WHAT TO PRODUCE:
Here are some records; return them all exactly.

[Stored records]

<<<<

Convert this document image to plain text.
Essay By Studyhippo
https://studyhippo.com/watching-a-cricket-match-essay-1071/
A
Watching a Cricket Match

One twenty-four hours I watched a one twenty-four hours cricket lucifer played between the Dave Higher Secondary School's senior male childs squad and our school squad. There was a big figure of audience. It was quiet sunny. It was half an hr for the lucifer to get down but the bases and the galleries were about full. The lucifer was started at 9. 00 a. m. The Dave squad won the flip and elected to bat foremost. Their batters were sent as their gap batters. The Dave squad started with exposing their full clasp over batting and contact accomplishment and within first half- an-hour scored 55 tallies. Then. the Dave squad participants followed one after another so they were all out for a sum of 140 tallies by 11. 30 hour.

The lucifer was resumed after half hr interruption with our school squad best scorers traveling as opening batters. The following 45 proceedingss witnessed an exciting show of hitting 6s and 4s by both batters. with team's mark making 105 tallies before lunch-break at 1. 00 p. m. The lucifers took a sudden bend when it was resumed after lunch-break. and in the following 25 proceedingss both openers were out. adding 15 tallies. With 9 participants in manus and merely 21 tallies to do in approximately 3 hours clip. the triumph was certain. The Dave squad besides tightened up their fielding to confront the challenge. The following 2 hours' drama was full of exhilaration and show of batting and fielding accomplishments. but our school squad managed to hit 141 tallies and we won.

>>>>

RESPONSE TO THIS TASK:
Convert this document image to plain text.
Essay By Studyhippo
https://studyhippo.com/watching-a-cricket-match-essay-1071/
A
Watching a Cricket Match

One twenty-four hours I watched a one twenty-four hours cricket lucifer played between the Dave Higher Secondary School's senior male childs squad and our school squad. There was a big figure of audience. It was quiet sunny. It was half an hr for the lucifer to get down but the bases and the galleries were about full. The lucifer was started at 9. 00 a. m. The Dave squad won the flip and elected to bat foremost. Their batters were sent as their gap batters. The Dave squad started with exposing their full clasp over batting and contact accomplishment and within first half- an-hour scored 55 tallies. Then. the Dave squad participants followed one after another so they were all out for a sum of 140 tallies by 11. 30 hour.

The lucifer was resumed after half hr interruption with our school squad best scorers traveling as opening batters. The following 45 proceedingss witnessed an exciting show of hitting 6s and 4s by both batters. with team's mark making 105 tallies before lunch-break at 1. 00 p. m. The lucifers took a sudden bend when it was resumed after lunch-break. and in the following 25 proceedingss both openers were out. adding 15 tallies. With 9 participants in manus and merely 21 tallies to do in approximately 3 hours clip. the triumph was certain. The Dave squad besides tightened up their fielding to confront the challenge. The following 2 hours' drama was full of exhilaration and show of batting and fielding accomplishments. but our school squad managed to hit 141 tallies and we won.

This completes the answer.